►
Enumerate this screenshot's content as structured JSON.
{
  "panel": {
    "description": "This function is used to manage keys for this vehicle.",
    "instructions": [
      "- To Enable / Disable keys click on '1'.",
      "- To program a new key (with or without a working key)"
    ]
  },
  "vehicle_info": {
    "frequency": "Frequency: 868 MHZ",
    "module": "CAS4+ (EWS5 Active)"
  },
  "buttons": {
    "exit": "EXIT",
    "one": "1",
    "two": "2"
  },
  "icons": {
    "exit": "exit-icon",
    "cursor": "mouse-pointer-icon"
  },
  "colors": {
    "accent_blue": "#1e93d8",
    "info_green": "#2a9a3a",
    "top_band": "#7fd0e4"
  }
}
◄
DIRECTIONS FOR THIS TASK ▸
Nothing in the listing may be changed; retype it all exactly.

EXERCISE RESPONSE ▸
Enumerate this screenshot's content as structured JSON.
{
  "panel": {
    "description": "This function is used to manage keys for this vehicle.",
    "instructions": [
      "- To Enable / Disable keys click on '1'.",
      "- To program a new key (with or without a working key)"
    ]
  },
  "vehicle_info": {
    "frequency": "Frequency: 868 MHZ",
    "module": "CAS4+ (EWS5 Active)"
  },
  "buttons": {
    "exit": "EXIT",
    "one": "1",
    "two": "2"
  },
  "icons": {
    "exit": "exit-icon",
    "cursor": "mouse-pointer-icon"
  },
  "colors": {
    "accent_blue": "#1e93d8",
    "info_green": "#2a9a3a",
    "top_band": "#7fd0e4"
  }
}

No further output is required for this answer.